Please repeat the part that opens with the line containing "scrollbar[interactable] (1915, 290, 1919, 825)" and closes with the line containing "restore-icon[interactable]: ❐ (1862, 44, 1875, 61)", but swap "browser-tab" for "tab-button" everywhere it appears and leave everything else unchanged. Give only those lines.

◆ Exercise data:
........
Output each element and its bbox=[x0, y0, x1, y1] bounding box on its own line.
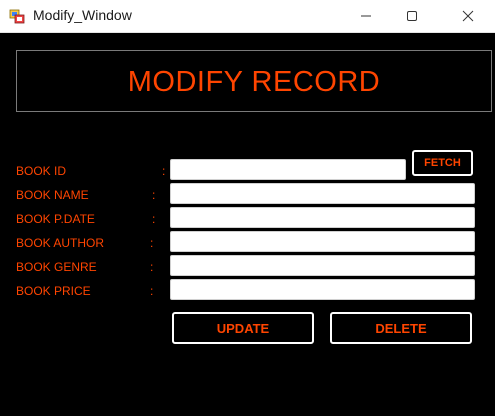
update-button[interactable]: UPDATE bbox=[172, 312, 314, 344]
book-author-colon: : bbox=[150, 236, 154, 250]
book-name-input[interactable] bbox=[170, 183, 475, 204]
book-id-label: BOOK ID bbox=[16, 164, 67, 178]
close-button[interactable] bbox=[445, 0, 491, 32]
header-panel: MODIFY RECORD bbox=[16, 50, 492, 112]
book-pdate-colon: : bbox=[152, 212, 156, 226]
book-name-label: BOOK NAME bbox=[16, 188, 89, 202]
book-pdate-label: BOOK P.DATE bbox=[16, 212, 95, 226]
delete-button[interactable]: DELETE bbox=[330, 312, 472, 344]
book-genre-label: BOOK GENRE bbox=[16, 260, 97, 274]
window-title: Modify_Window bbox=[33, 7, 132, 23]
form-client-area: MODIFY RECORD BOOK ID : FETCH BOOK NAME … bbox=[0, 33, 495, 416]
app-icon bbox=[9, 9, 25, 24]
book-price-input[interactable] bbox=[170, 279, 475, 300]
book-genre-colon: : bbox=[150, 260, 154, 274]
book-author-label: BOOK AUTHOR bbox=[16, 236, 105, 250]
minimize-icon bbox=[361, 15, 371, 17]
fetch-button[interactable]: FETCH bbox=[412, 150, 473, 176]
minimize-button[interactable] bbox=[343, 0, 389, 32]
book-price-colon: : bbox=[150, 284, 154, 298]
book-id-input[interactable] bbox=[170, 159, 406, 180]
page-title: MODIFY RECORD bbox=[127, 66, 381, 98]
book-price-label: BOOK PRICE bbox=[16, 284, 91, 298]
title-bar: Modify_Window bbox=[0, 0, 495, 33]
book-genre-input[interactable] bbox=[170, 255, 475, 276]
book-name-colon: : bbox=[152, 188, 156, 202]
book-id-colon: : bbox=[162, 164, 166, 178]
maximize-icon bbox=[407, 11, 417, 21]
book-author-input[interactable] bbox=[170, 231, 475, 252]
maximize-button[interactable] bbox=[389, 0, 435, 32]
close-icon bbox=[462, 10, 474, 22]
book-pdate-input[interactable] bbox=[170, 207, 475, 228]
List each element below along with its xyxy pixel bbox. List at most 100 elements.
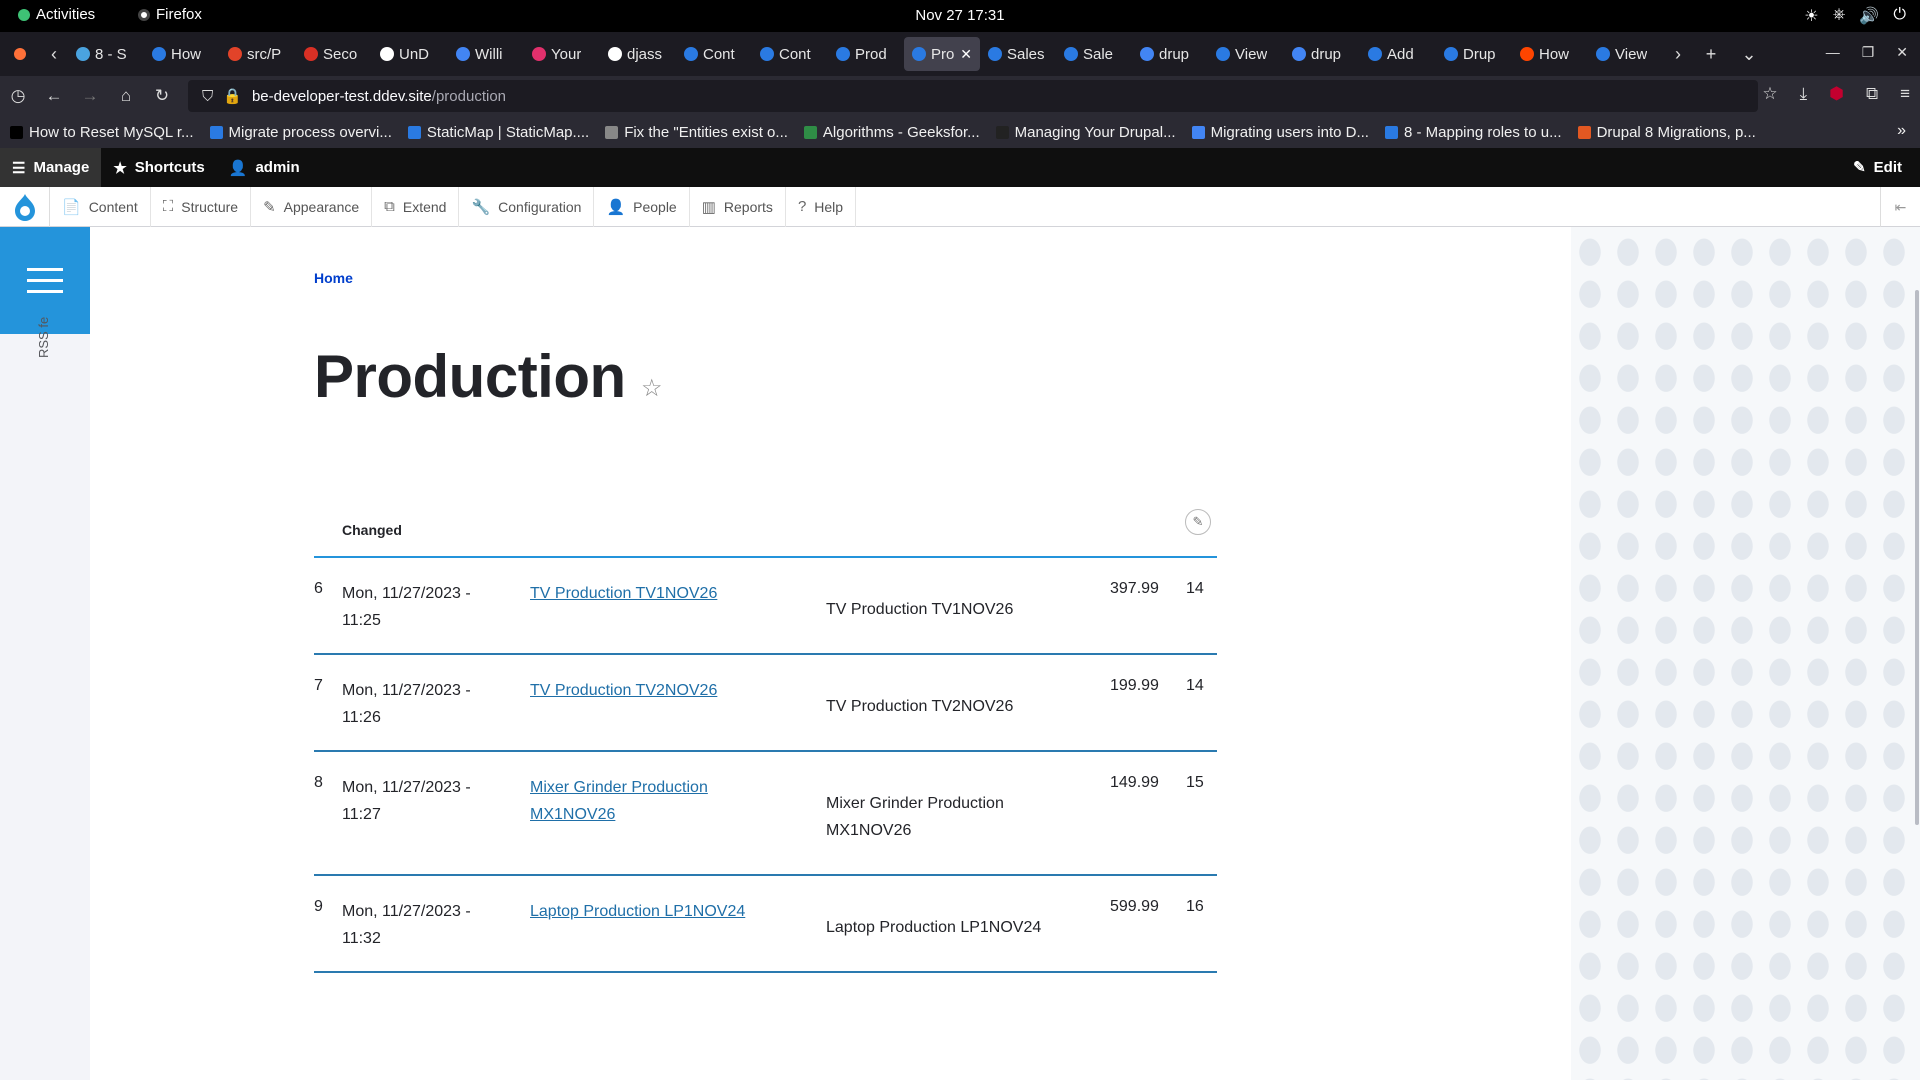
scrollbar[interactable] (1915, 290, 1919, 825)
system-tray[interactable]: ☀ ⎈ 🔊 ⏻ (1804, 6, 1906, 26)
bookmark-item[interactable]: Managing Your Drupal... (995, 124, 1176, 141)
bookmark-item[interactable]: Fix the "Entities exist o... (605, 124, 788, 141)
cell-title-link[interactable]: TV Production TV1NOV26 (530, 580, 760, 607)
clock[interactable]: Nov 27 17:31 (0, 7, 1920, 24)
tab-favicon-icon (1368, 47, 1382, 61)
history-icon[interactable]: ◷ (0, 86, 36, 106)
shield-icon[interactable]: ⛉ (202, 88, 213, 105)
browser-tab[interactable]: Pro ✕ (904, 37, 980, 71)
edit-view-pencil-icon[interactable]: ✎ (1185, 509, 1211, 535)
bookmark-label: 8 - Mapping roles to u... (1403, 123, 1562, 141)
downloads-icon[interactable]: ⤓ (1800, 84, 1808, 104)
browser-tab[interactable]: djass (600, 37, 676, 71)
close-tab-icon[interactable]: ✕ (960, 46, 972, 63)
close-window-icon[interactable]: ✕ (1896, 44, 1908, 61)
menu-item-extend[interactable]: ⧉ Extend (372, 186, 460, 227)
bookmark-item[interactable]: Drupal 8 Migrations, p... (1577, 124, 1756, 141)
ublock-icon[interactable]: ⬢ (1829, 84, 1844, 104)
menu-item-content[interactable]: 📄 Content (50, 186, 151, 227)
browser-tab[interactable]: Cont (752, 37, 828, 71)
collapse-toolbar-icon[interactable]: ⇤ (1880, 187, 1920, 227)
extend-icon: ⧉ (384, 198, 395, 215)
menu-item-help[interactable]: ? Help (786, 186, 857, 227)
rss-feed-link[interactable]: RSS fe (36, 317, 51, 358)
browser-tab[interactable]: How (144, 37, 220, 71)
menu-item-label: Extend (402, 198, 447, 215)
cell-price: 397.99 (1110, 580, 1159, 597)
restore-icon[interactable]: ❐ (1862, 44, 1875, 61)
browser-tab[interactable]: drup (1132, 37, 1208, 71)
lock-icon[interactable]: 🔒 (223, 87, 242, 105)
bookmark-star-icon[interactable]: ☆ (1762, 84, 1777, 104)
extensions-icon[interactable]: ⧉ (1866, 84, 1878, 104)
edit-button[interactable]: ✎ Edit (1853, 158, 1902, 177)
browser-tab[interactable]: Drup (1436, 37, 1512, 71)
browser-tab[interactable]: View (1208, 37, 1284, 71)
manage-tab[interactable]: ☰ Manage (0, 148, 102, 187)
breadcrumb-home[interactable]: Home (314, 270, 353, 286)
bookmark-item[interactable]: Migrating users into D... (1191, 124, 1369, 141)
browser-tab[interactable]: UnD (372, 37, 448, 71)
table-body: 6 Mon, 11/27/2023 - 11:25 TV Production TV1… (314, 558, 1217, 973)
tab-favicon-icon (456, 47, 470, 61)
cell-changed: Mon, 11/27/2023 - 11:26 (342, 677, 492, 731)
browser-tab[interactable]: Seco (296, 37, 372, 71)
browser-tab[interactable]: Your (524, 37, 600, 71)
cell-title-link[interactable]: TV Production TV2NOV26 (530, 677, 760, 704)
cell-title-link[interactable]: Mixer Grinder Production MX1NOV26 (530, 774, 760, 828)
minimize-icon[interactable]: — (1826, 44, 1840, 61)
shortcuts-tab[interactable]: ★ Shortcuts (101, 148, 216, 187)
tab-label: Prod (855, 45, 887, 63)
more-bookmarks-icon[interactable]: » (1897, 122, 1906, 140)
browser-tab[interactable]: Sales (980, 37, 1056, 71)
cell-title-link[interactable]: Laptop Production LP1NOV24 (530, 898, 760, 925)
drupal-logo-icon[interactable] (0, 186, 50, 227)
bookmark-item[interactable]: Migrate process overvi... (209, 124, 392, 141)
tabs-list: 8 - S How src/P Seco UnD Willi Your djass Cont Co… (68, 37, 1664, 71)
list-all-tabs-icon[interactable]: ⌄ (1730, 44, 1768, 65)
browser-tab[interactable]: drup (1284, 37, 1360, 71)
reload-icon[interactable]: ↻ (144, 86, 180, 106)
cell-changed: Mon, 11/27/2023 - 11:25 (342, 580, 492, 634)
app-menu[interactable]: Firefox (138, 6, 202, 23)
network-icon[interactable]: ⎈ (1833, 6, 1846, 26)
browser-tab[interactable]: src/P (220, 37, 296, 71)
brightness-icon[interactable]: ☀ (1804, 6, 1818, 26)
browser-tab[interactable]: Prod (828, 37, 904, 71)
firefox-view-button[interactable] (0, 48, 40, 60)
activities-button[interactable]: Activities (18, 6, 95, 23)
menu-item-reports[interactable]: ▥ Reports (690, 186, 786, 227)
tab-favicon-icon (532, 47, 546, 61)
browser-tab[interactable]: Cont (676, 37, 752, 71)
bookmark-item[interactable]: 8 - Mapping roles to u... (1384, 123, 1562, 141)
app-menu-icon[interactable]: ≡ (1900, 84, 1910, 104)
browser-tab[interactable]: 8 - S (68, 37, 144, 71)
url-bar[interactable]: ⛉ 🔒 be-developer-test.ddev.site/producti… (188, 80, 1758, 112)
browser-tab[interactable]: Willi (448, 37, 524, 71)
bookmark-item[interactable]: StaticMap | StaticMap.... (407, 124, 589, 141)
back-icon[interactable]: ← (36, 86, 72, 106)
column-header-changed[interactable]: Changed (342, 522, 402, 538)
home-icon[interactable]: ⌂ (108, 86, 144, 106)
menu-item-people[interactable]: 👤 People (594, 186, 690, 227)
user-label: admin (255, 159, 300, 176)
browser-tab[interactable]: Sale (1056, 37, 1132, 71)
menu-item-configuration[interactable]: 🔧 Configuration (459, 186, 595, 227)
cell-title: TV Production TV2NOV26 (826, 698, 1014, 715)
add-shortcut-star-icon[interactable]: ☆ (641, 374, 663, 403)
browser-tab[interactable]: Add (1360, 37, 1436, 71)
bookmark-item[interactable]: Algorithms - Geeksfor... (803, 124, 980, 141)
scroll-tabs-right-icon[interactable]: › (1664, 44, 1692, 65)
volume-icon[interactable]: 🔊 (1859, 6, 1879, 26)
power-icon[interactable]: ⏻ (1893, 6, 1906, 26)
browser-tab[interactable]: How (1512, 37, 1588, 71)
tab-favicon-icon (1520, 47, 1534, 61)
new-tab-icon[interactable]: + (1692, 44, 1730, 65)
menu-item-appearance[interactable]: ✎ Appearance (251, 186, 373, 227)
bookmark-item[interactable]: How to Reset MySQL r... (10, 124, 194, 141)
menu-item-structure[interactable]: ⛶ Structure (151, 186, 252, 227)
user-tab[interactable]: 👤 admin (217, 148, 312, 187)
browser-tab[interactable]: View (1588, 37, 1664, 71)
scroll-tabs-left-icon[interactable]: ‹ (40, 44, 68, 65)
forward-icon[interactable]: → (72, 86, 108, 106)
........
◆ Response:
scrollbar[interactable] (1915, 290, 1919, 825)
system-tray[interactable]: ☀ ⎈ 🔊 ⏻ (1804, 6, 1906, 26)
bookmark-item[interactable]: Managing Your Drupal... (995, 124, 1176, 141)
bookmark-item[interactable]: Fix the "Entities exist o... (605, 124, 788, 141)
cell-title-link[interactable]: TV Production TV1NOV26 (530, 580, 760, 607)
clock[interactable]: Nov 27 17:31 (0, 7, 1920, 24)
tab-favicon-icon (1368, 47, 1382, 61)
history-icon[interactable]: ◷ (0, 86, 36, 106)
shield-icon[interactable]: ⛉ (202, 88, 213, 105)
tab-button[interactable]: Pro ✕ (904, 37, 980, 71)
edit-view-pencil-icon[interactable]: ✎ (1185, 509, 1211, 535)
bookmark-label: 8 - Mapping roles to u... (1403, 123, 1562, 141)
downloads-icon[interactable]: ⤓ (1800, 84, 1808, 104)
tab-button[interactable]: djass (600, 37, 676, 71)
close-tab-icon[interactable]: ✕ (960, 46, 972, 63)
close-window-icon[interactable]: ✕ (1896, 44, 1908, 61)
menu-item-extend[interactable]: ⧉ Extend (372, 186, 460, 227)
bookmark-item[interactable]: Drupal 8 Migrations, p... (1577, 124, 1756, 141)
ublock-icon[interactable]: ⬢ (1829, 84, 1844, 104)
menu-item-content[interactable]: 📄 Content (50, 186, 151, 227)
tab-button[interactable]: Cont (752, 37, 828, 71)
collapse-toolbar-icon[interactable]: ⇤ (1880, 187, 1920, 227)
extend-icon: ⧉ (384, 198, 395, 215)
menu-item-help[interactable]: ? Help (786, 186, 857, 227)
rss-feed-link[interactable]: RSS fe (36, 317, 51, 358)
tab-button[interactable]: How (144, 37, 220, 71)
menu-item-label: Extend (402, 198, 447, 215)
cell-price: 397.99 (1110, 580, 1159, 597)
restore-icon[interactable]: ❐ (1862, 44, 1875, 61)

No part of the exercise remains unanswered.